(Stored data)
■ ■ ■

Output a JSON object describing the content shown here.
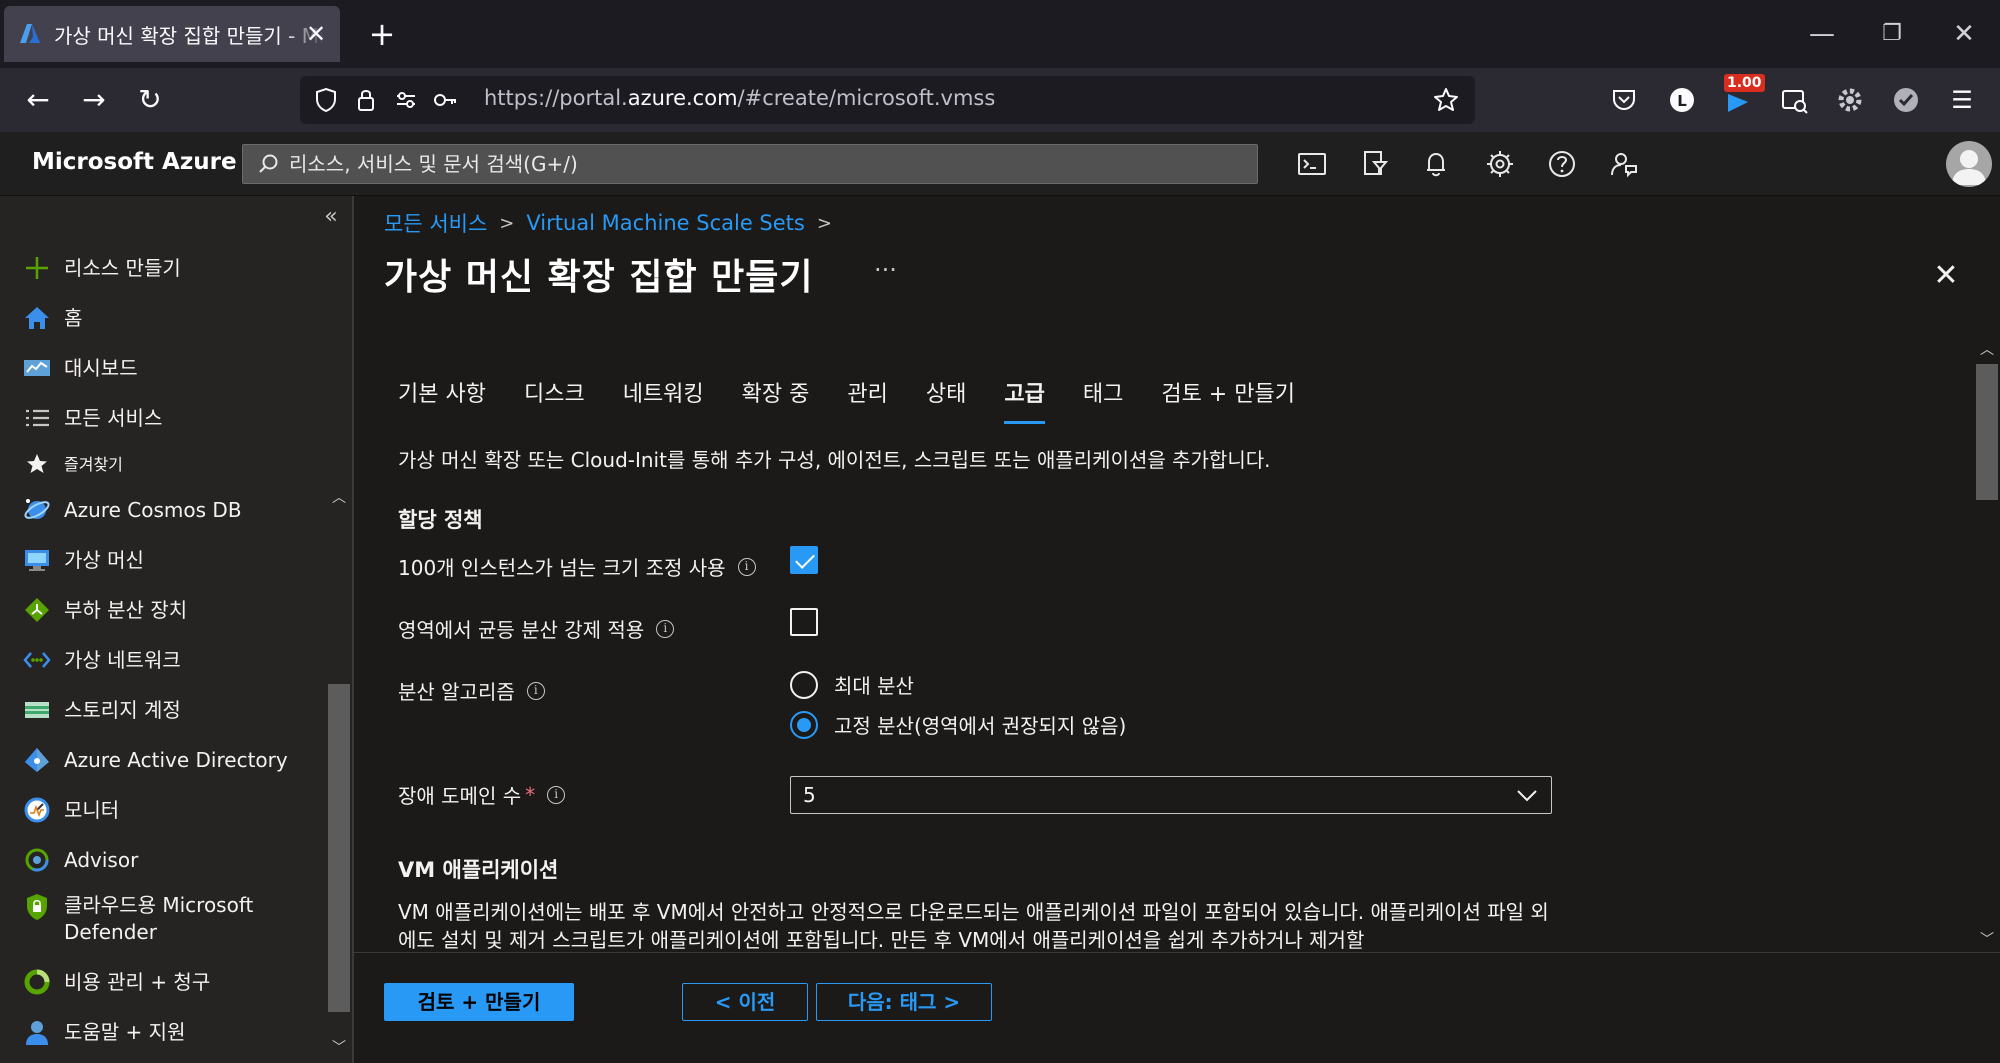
{
  "browser": {
    "tab_title": "가상 머신 확장 집합 만들기 - Microsoft Azure",
    "new_tab_label": "+",
    "url_prefix": "https://portal.",
    "url_domain": "azure.com",
    "url_path": "/#create/microsoft.vmss",
    "badge_value": "1.00"
  },
  "azure": {
    "brand": "Microsoft Azure",
    "search_placeholder": "리소스, 서비스 및 문서 검색(G+/)"
  },
  "sidebar": {
    "items": [
      {
        "label": "리소스 만들기",
        "icon": "plus-icon"
      },
      {
        "label": "홈",
        "icon": "home-icon"
      },
      {
        "label": "대시보드",
        "icon": "dashboard-icon"
      },
      {
        "label": "모든 서비스",
        "icon": "list-icon"
      },
      {
        "label": "즐겨찾기",
        "icon": "star-icon"
      },
      {
        "label": "Azure Cosmos DB",
        "icon": "cosmos-db-icon"
      },
      {
        "label": "가상 머신",
        "icon": "virtual-machine-icon"
      },
      {
        "label": "부하 분산 장치",
        "icon": "load-balancer-icon"
      },
      {
        "label": "가상 네트워크",
        "icon": "virtual-network-icon"
      },
      {
        "label": "스토리지 계정",
        "icon": "storage-account-icon"
      },
      {
        "label": "Azure Active Directory",
        "icon": "active-directory-icon"
      },
      {
        "label": "모니터",
        "icon": "monitor-icon"
      },
      {
        "label": "Advisor",
        "icon": "advisor-icon"
      },
      {
        "label": "클라우드용 Microsoft Defender",
        "icon": "defender-icon"
      },
      {
        "label": "비용 관리 + 청구",
        "icon": "cost-management-icon"
      },
      {
        "label": "도움말 + 지원",
        "icon": "help-support-icon"
      }
    ]
  },
  "breadcrumb": {
    "items": [
      "모든 서비스",
      "Virtual Machine Scale Sets"
    ]
  },
  "page": {
    "title": "가상 머신 확장 집합 만들기",
    "more": "···"
  },
  "tabs": [
    {
      "label": "기본 사항"
    },
    {
      "label": "디스크"
    },
    {
      "label": "네트워킹"
    },
    {
      "label": "확장 중"
    },
    {
      "label": "관리"
    },
    {
      "label": "상태"
    },
    {
      "label": "고급",
      "active": true
    },
    {
      "label": "태그"
    },
    {
      "label": "검토 + 만들기"
    }
  ],
  "form": {
    "intro": "가상 머신 확장 또는 Cloud-Init를 통해 추가 구성, 에이전트, 스크립트 또는 애플리케이션을 추가합니다.",
    "allocation_section": "할당 정책",
    "scale_beyond_100_label": "100개 인스턴스가 넘는 크기 조정 사용",
    "scale_beyond_100_checked": true,
    "zone_balance_label": "영역에서 균등 분산 강제 적용",
    "zone_balance_checked": false,
    "spreading_label": "분산 알고리즘",
    "spreading_options": [
      "최대 분산",
      "고정 분산(영역에서 권장되지 않음)"
    ],
    "spreading_selected": 1,
    "fault_domain_label": "장애 도메인 수",
    "fault_domain_required": "*",
    "fault_domain_value": "5",
    "vm_app_section": "VM 애플리케이션",
    "vm_app_desc": "VM 애플리케이션에는 배포 후 VM에서 안전하고 안정적으로 다운로드되는 애플리케이션 파일이 포함되어 있습니다. 애플리케이션 파일 외에도 설치 및 제거 스크립트가 애플리케이션에 포함됩니다. 만든 후 VM에서 애플리케이션을 쉽게 추가하거나 제거할"
  },
  "footer": {
    "review_create": "검토 + 만들기",
    "previous": "< 이전",
    "next": "다음: 태그 >"
  },
  "colors": {
    "accent": "#2899f5",
    "background": "#1b1a19",
    "sidebar": "#252423",
    "required": "#f1707b"
  }
}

■ ■ ■

* [Task to complete]: Review the material and copy each line in which the word "true" appears.

* [Solution for this problem]:
      "active": true
    "scale_beyond_100_checked": true,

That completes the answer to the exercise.